[start PROVIDED MATERIAL]
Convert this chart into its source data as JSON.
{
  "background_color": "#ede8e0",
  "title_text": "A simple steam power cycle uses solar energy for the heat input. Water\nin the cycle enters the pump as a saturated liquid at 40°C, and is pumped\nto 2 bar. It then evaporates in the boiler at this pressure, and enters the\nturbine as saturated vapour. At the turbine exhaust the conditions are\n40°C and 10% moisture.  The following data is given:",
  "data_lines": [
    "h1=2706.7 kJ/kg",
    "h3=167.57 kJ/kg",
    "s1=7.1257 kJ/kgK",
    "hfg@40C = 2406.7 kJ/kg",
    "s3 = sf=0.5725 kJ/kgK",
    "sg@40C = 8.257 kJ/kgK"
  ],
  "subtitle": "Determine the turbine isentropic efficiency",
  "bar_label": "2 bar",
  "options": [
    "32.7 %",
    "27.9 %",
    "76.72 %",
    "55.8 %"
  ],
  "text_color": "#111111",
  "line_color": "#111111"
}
[end PROVIDED MATERIAL]
REQUIRED TASK
Using the data above, return each line exactly as written.

ANSWER TO THIS EXERCISE
Convert this chart into its source data as JSON.
{
  "background_color": "#ede8e0",
  "title_text": "A simple steam power cycle uses solar energy for the heat input. Water\nin the cycle enters the pump as a saturated liquid at 40°C, and is pumped\nto 2 bar. It then evaporates in the boiler at this pressure, and enters the\nturbine as saturated vapour. At the turbine exhaust the conditions are\n40°C and 10% moisture.  The following data is given:",
  "data_lines": [
    "h1=2706.7 kJ/kg",
    "h3=167.57 kJ/kg",
    "s1=7.1257 kJ/kgK",
    "hfg@40C = 2406.7 kJ/kg",
    "s3 = sf=0.5725 kJ/kgK",
    "sg@40C = 8.257 kJ/kgK"
  ],
  "subtitle": "Determine the turbine isentropic efficiency",
  "bar_label": "2 bar",
  "options": [
    "32.7 %",
    "27.9 %",
    "76.72 %",
    "55.8 %"
  ],
  "text_color": "#111111",
  "line_color": "#111111"
}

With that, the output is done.